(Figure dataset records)
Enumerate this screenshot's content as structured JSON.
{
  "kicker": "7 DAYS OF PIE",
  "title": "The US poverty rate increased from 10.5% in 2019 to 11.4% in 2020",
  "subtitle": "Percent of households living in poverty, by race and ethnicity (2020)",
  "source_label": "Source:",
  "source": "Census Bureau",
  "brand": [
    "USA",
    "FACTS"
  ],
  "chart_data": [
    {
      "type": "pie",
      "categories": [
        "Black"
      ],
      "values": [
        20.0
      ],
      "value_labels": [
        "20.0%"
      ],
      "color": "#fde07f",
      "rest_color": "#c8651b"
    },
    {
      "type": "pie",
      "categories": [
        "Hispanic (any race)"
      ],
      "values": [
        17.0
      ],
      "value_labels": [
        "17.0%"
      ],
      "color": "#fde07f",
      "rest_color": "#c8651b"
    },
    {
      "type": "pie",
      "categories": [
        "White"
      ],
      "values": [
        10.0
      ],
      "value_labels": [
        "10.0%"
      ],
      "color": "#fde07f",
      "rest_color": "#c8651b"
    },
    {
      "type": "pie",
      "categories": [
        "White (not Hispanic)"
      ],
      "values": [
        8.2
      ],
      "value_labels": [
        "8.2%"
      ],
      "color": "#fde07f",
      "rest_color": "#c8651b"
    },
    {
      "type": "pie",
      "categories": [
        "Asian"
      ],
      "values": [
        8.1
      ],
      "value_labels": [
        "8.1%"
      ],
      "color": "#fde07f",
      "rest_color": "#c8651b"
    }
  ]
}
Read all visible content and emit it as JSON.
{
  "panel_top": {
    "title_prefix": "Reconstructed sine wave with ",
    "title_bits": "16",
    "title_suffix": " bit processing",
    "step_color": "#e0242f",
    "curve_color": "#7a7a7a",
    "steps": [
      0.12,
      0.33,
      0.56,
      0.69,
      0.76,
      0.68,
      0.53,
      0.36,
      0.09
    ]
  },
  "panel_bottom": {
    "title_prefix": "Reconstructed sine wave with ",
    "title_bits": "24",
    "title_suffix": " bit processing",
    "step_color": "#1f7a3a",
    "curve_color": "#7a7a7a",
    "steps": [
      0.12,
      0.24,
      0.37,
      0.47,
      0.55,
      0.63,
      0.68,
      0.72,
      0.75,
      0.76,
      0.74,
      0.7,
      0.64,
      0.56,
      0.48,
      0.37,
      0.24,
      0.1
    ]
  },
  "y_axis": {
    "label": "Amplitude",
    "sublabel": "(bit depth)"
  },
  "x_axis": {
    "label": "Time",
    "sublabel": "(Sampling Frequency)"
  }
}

## Problem to solve
Reproduce the records above exactly as they appear.

## Worked answer
Enumerate this screenshot's content as structured JSON.
{
  "kicker": "7 DAYS OF PIE",
  "title": "The US poverty rate increased from 10.5% in 2019 to 11.4% in 2020",
  "subtitle": "Percent of households living in poverty, by race and ethnicity (2020)",
  "source_label": "Source:",
  "source": "Census Bureau",
  "brand": [
    "USA",
    "FACTS"
  ],
  "chart_data": [
    {
      "type": "pie",
      "categories": [
        "Black"
      ],
      "values": [
        20.0
      ],
      "value_labels": [
        "20.0%"
      ],
      "color": "#fde07f",
      "rest_color": "#c8651b"
    },
    {
      "type": "pie",
      "categories": [
        "Hispanic (any race)"
      ],
      "values": [
        17.0
      ],
      "value_labels": [
        "17.0%"
      ],
      "color": "#fde07f",
      "rest_color": "#c8651b"
    },
    {
      "type": "pie",
      "categories": [
        "White"
      ],
      "values": [
        10.0
      ],
      "value_labels": [
        "10.0%"
      ],
      "color": "#fde07f",
      "rest_color": "#c8651b"
    },
    {
      "type": "pie",
      "categories": [
        "White (not Hispanic)"
      ],
      "values": [
        8.2
      ],
      "value_labels": [
        "8.2%"
      ],
      "color": "#fde07f",
      "rest_color": "#c8651b"
    },
    {
      "type": "pie",
      "categories": [
        "Asian"
      ],
      "values": [
        8.1
      ],
      "value_labels": [
        "8.1%"
      ],
      "color": "#fde07f",
      "rest_color": "#c8651b"
    }
  ]
}
Read all visible content and emit it as JSON.
{
  "panel_top": {
    "title_prefix": "Reconstructed sine wave with ",
    "title_bits": "16",
    "title_suffix": " bit processing",
    "step_color": "#e0242f",
    "curve_color": "#7a7a7a",
    "steps": [
      0.12,
      0.33,
      0.56,
      0.69,
      0.76,
      0.68,
      0.53,
      0.36,
      0.09
    ]
  },
  "panel_bottom": {
    "title_prefix": "Reconstructed sine wave with ",
    "title_bits": "24",
    "title_suffix": " bit processing",
    "step_color": "#1f7a3a",
    "curve_color": "#7a7a7a",
    "steps": [
      0.12,
      0.24,
      0.37,
      0.47,
      0.55,
      0.63,
      0.68,
      0.72,
      0.75,
      0.76,
      0.74,
      0.7,
      0.64,
      0.56,
      0.48,
      0.37,
      0.24,
      0.1
    ]
  },
  "y_axis": {
    "label": "Amplitude",
    "sublabel": "(bit depth)"
  },
  "x_axis": {
    "label": "Time",
    "sublabel": "(Sampling Frequency)"
  }
}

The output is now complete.